-- begin --

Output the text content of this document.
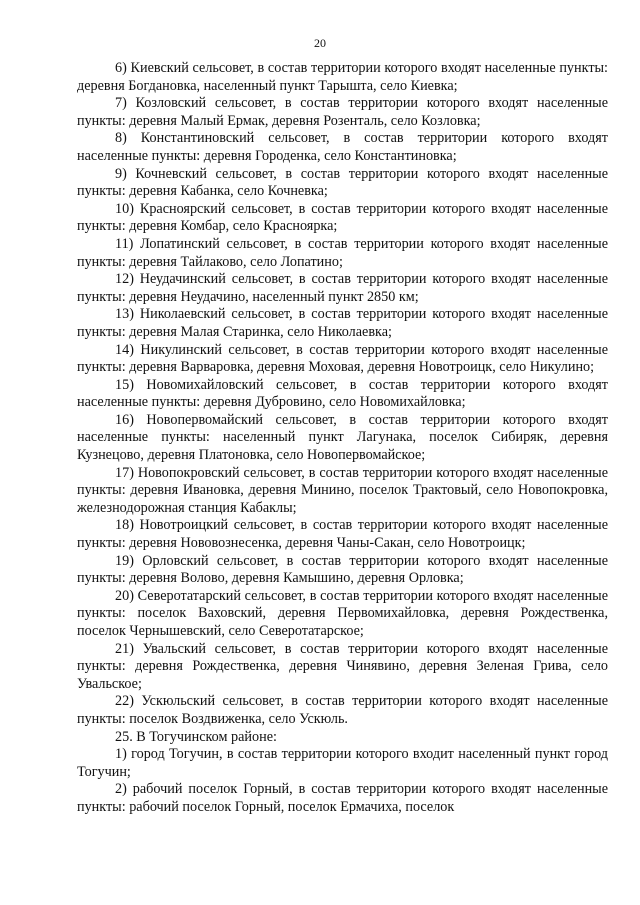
20

6) Киевский сельсовет, в состав территории которого входят населенные пункты: деревня Богдановка, населенный пункт Тарышта, село Киевка;

7) Козловский сельсовет, в состав территории которого входят населенные пункты: деревня Малый Ермак, деревня Розенталь, село Козловка;

8) Константиновский сельсовет, в состав территории которого входят населенные пункты: деревня Городенка, село Константиновка;

9) Кочневский сельсовет, в состав территории которого входят населенные пункты: деревня Кабанка, село Кочневка;

10) Красноярский сельсовет, в состав территории которого входят населенные пункты: деревня Комбар, село Красноярка;

11) Лопатинский сельсовет, в состав территории которого входят населенные пункты: деревня Тайлаково, село Лопатино;

12) Неудачинский сельсовет, в состав территории которого входят населенные пункты: деревня Неудачино, населенный пункт 2850 км;

13) Николаевский сельсовет, в состав территории которого входят населенные пункты: деревня Малая Старинка, село Николаевка;

14) Никулинский сельсовет, в состав территории которого входят населенные пункты: деревня Варваровка, деревня Моховая, деревня Новотроицк, село Никулино;

15) Новомихайловский сельсовет, в состав территории которого входят населенные пункты: деревня Дубровино, село Новомихайловка;

16) Новопервомайский сельсовет, в состав территории которого входят населенные пункты: населенный пункт Лагунака, поселок Сибиряк, деревня Кузнецово, деревня Платоновка, село Новопервомайское;

17) Новопокровский сельсовет, в состав территории которого входят населенные пункты: деревня Ивановка, деревня Минино, поселок Трактовый, село Новопокровка, железнодорожная станция Кабаклы;

18) Новотроицкий сельсовет, в состав территории которого входят населенные пункты: деревня Нововознесенка, деревня Чаны-Сакан, село Новотроицк;

19) Орловский сельсовет, в состав территории которого входят населенные пункты: деревня Волово, деревня Камышино, деревня Орловка;

20) Северотатарский сельсовет, в состав территории которого входят населенные пункты: поселок Ваховский, деревня Первомихайловка, деревня Рождественка, поселок Чернышевский, село Северотатарское;

21) Увальский сельсовет, в состав территории которого входят населенные пункты: деревня Рождественка, деревня Чинявино, деревня Зеленая Грива, село Увальское;

22) Ускюльский сельсовет, в состав территории которого входят населенные пункты: поселок Воздвиженка, село Ускюль.

25. В Тогучинском районе:

1) город Тогучин, в состав территории которого входит населенный пункт город Тогучин;

2) рабочий поселок Горный, в состав территории которого входят населенные пункты: рабочий поселок Горный, поселок Ермачиха, поселок
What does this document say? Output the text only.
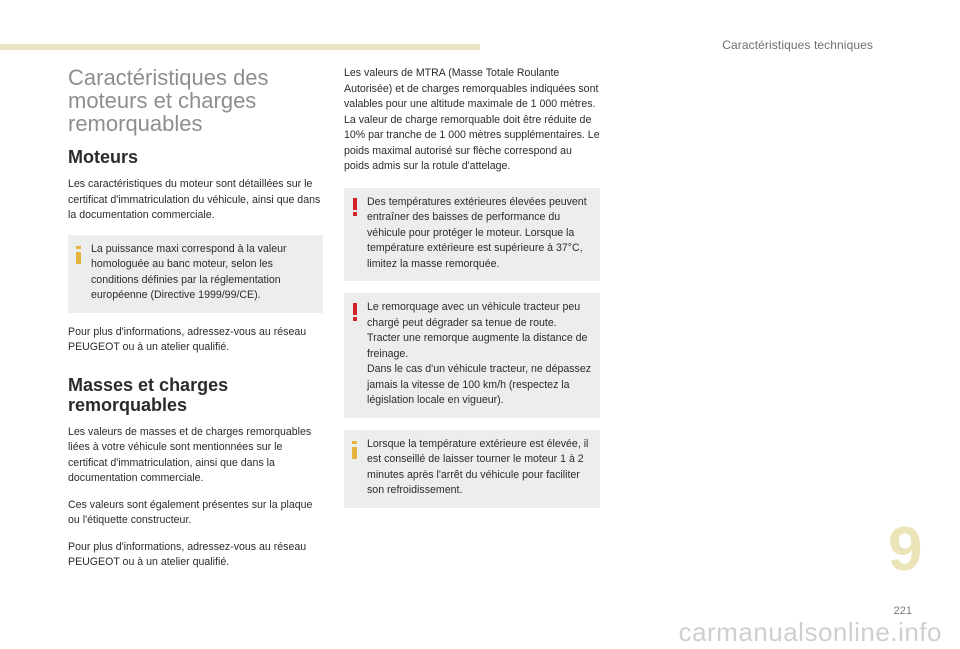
Caractéristiques techniques
Caractéristiques des moteurs et charges remorquables
Moteurs

Les caractéristiques du moteur sont détaillées sur le certificat d'immatriculation du véhicule, ainsi que dans la documentation commerciale.

La puissance maxi correspond à la valeur homologuée au banc moteur, selon les conditions définies par la réglementation européenne (Directive 1999/99/CE).

Pour plus d'informations, adressez-vous au réseau PEUGEOT ou à un atelier qualifié.

Masses et charges remorquables

Les valeurs de masses et de charges remorquables liées à votre véhicule sont mentionnées sur le certificat d'immatriculation, ainsi que dans la documentation commerciale.

Ces valeurs sont également présentes sur la plaque ou l'étiquette constructeur.

Pour plus d'informations, adressez-vous au réseau PEUGEOT ou à un atelier qualifié.

Les valeurs de MTRA (Masse Totale Roulante Autorisée) et de charges remorquables indiquées sont valables pour une altitude maximale de 1 000 mètres. La valeur de charge remorquable doit être réduite de 10% par tranche de 1 000 mètres supplémentaires. Le poids maximal autorisé sur flèche correspond au poids admis sur la rotule d'attelage.

Des températures extérieures élevées peuvent entraîner des baisses de performance du véhicule pour protéger le moteur. Lorsque la température extérieure est supérieure à 37°C, limitez la masse remorquée.
Le remorquage avec un véhicule tracteur peu chargé peut dégrader sa tenue de route.
Tracter une remorque augmente la distance de freinage.
Dans le cas d'un véhicule tracteur, ne dépassez jamais la vitesse de 100 km/h (respectez la législation locale en vigueur).
Lorsque la température extérieure est élevée, il est conseillé de laisser tourner le moteur 1 à 2 minutes après l'arrêt du véhicule pour faciliter son refroidissement.
9
221
carmanualsonline.info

-- end --

## Problem to work on
Reproduce the material word for word, minus the images.

## Final result
Output the text content of this document.
20

6) Киевский сельсовет, в состав территории которого входят населенные пункты: деревня Богдановка, населенный пункт Тарышта, село Киевка;

7) Козловский сельсовет, в состав территории которого входят населенные пункты: деревня Малый Ермак, деревня Розенталь, село Козловка;

8) Константиновский сельсовет, в состав территории которого входят населенные пункты: деревня Городенка, село Константиновка;

9) Кочневский сельсовет, в состав территории которого входят населенные пункты: деревня Кабанка, село Кочневка;

10) Красноярский сельсовет, в состав территории которого входят населенные пункты: деревня Комбар, село Красноярка;

11) Лопатинский сельсовет, в состав территории которого входят населенные пункты: деревня Тайлаково, село Лопатино;

12) Неудачинский сельсовет, в состав территории которого входят населенные пункты: деревня Неудачино, населенный пункт 2850 км;

13) Николаевский сельсовет, в состав территории которого входят населенные пункты: деревня Малая Старинка, село Николаевка;

14) Никулинский сельсовет, в состав территории которого входят населенные пункты: деревня Варваровка, деревня Моховая, деревня Новотроицк, село Никулино;

15) Новомихайловский сельсовет, в состав территории которого входят населенные пункты: деревня Дубровино, село Новомихайловка;

16) Новопервомайский сельсовет, в состав территории которого входят населенные пункты: населенный пункт Лагунака, поселок Сибиряк, деревня Кузнецово, деревня Платоновка, село Новопервомайское;

17) Новопокровский сельсовет, в состав территории которого входят населенные пункты: деревня Ивановка, деревня Минино, поселок Трактовый, село Новопокровка, железнодорожная станция Кабаклы;

18) Новотроицкий сельсовет, в состав территории которого входят населенные пункты: деревня Нововознесенка, деревня Чаны-Сакан, село Новотроицк;

19) Орловский сельсовет, в состав территории которого входят населенные пункты: деревня Волово, деревня Камышино, деревня Орловка;

20) Северотатарский сельсовет, в состав территории которого входят населенные пункты: поселок Ваховский, деревня Первомихайловка, деревня Рождественка, поселок Чернышевский, село Северотатарское;

21) Увальский сельсовет, в состав территории которого входят населенные пункты: деревня Рождественка, деревня Чинявино, деревня Зеленая Грива, село Увальское;

22) Ускюльский сельсовет, в состав территории которого входят населенные пункты: поселок Воздвиженка, село Ускюль.

25. В Тогучинском районе:

1) город Тогучин, в состав территории которого входит населенный пункт город Тогучин;

2) рабочий поселок Горный, в состав территории которого входят населенные пункты: рабочий поселок Горный, поселок Ермачиха, поселок
What does this document say? Output the text only.
Caractéristiques techniques
Caractéristiques des moteurs et charges remorquables
Moteurs

Les caractéristiques du moteur sont détaillées sur le certificat d'immatriculation du véhicule, ainsi que dans la documentation commerciale.

La puissance maxi correspond à la valeur homologuée au banc moteur, selon les conditions définies par la réglementation européenne (Directive 1999/99/CE).

Pour plus d'informations, adressez-vous au réseau PEUGEOT ou à un atelier qualifié.

Masses et charges remorquables

Les valeurs de masses et de charges remorquables liées à votre véhicule sont mentionnées sur le certificat d'immatriculation, ainsi que dans la documentation commerciale.

Ces valeurs sont également présentes sur la plaque ou l'étiquette constructeur.

Pour plus d'informations, adressez-vous au réseau PEUGEOT ou à un atelier qualifié.

Les valeurs de MTRA (Masse Totale Roulante Autorisée) et de charges remorquables indiquées sont valables pour une altitude maximale de 1 000 mètres. La valeur de charge remorquable doit être réduite de 10% par tranche de 1 000 mètres supplémentaires. Le poids maximal autorisé sur flèche correspond au poids admis sur la rotule d'attelage.

Des températures extérieures élevées peuvent entraîner des baisses de performance du véhicule pour protéger le moteur. Lorsque la température extérieure est supérieure à 37°C, limitez la masse remorquée.
Le remorquage avec un véhicule tracteur peu chargé peut dégrader sa tenue de route.
Tracter une remorque augmente la distance de freinage.
Dans le cas d'un véhicule tracteur, ne dépassez jamais la vitesse de 100 km/h (respectez la législation locale en vigueur).
Lorsque la température extérieure est élevée, il est conseillé de laisser tourner le moteur 1 à 2 minutes après l'arrêt du véhicule pour faciliter son refroidissement.
9
221
carmanualsonline.info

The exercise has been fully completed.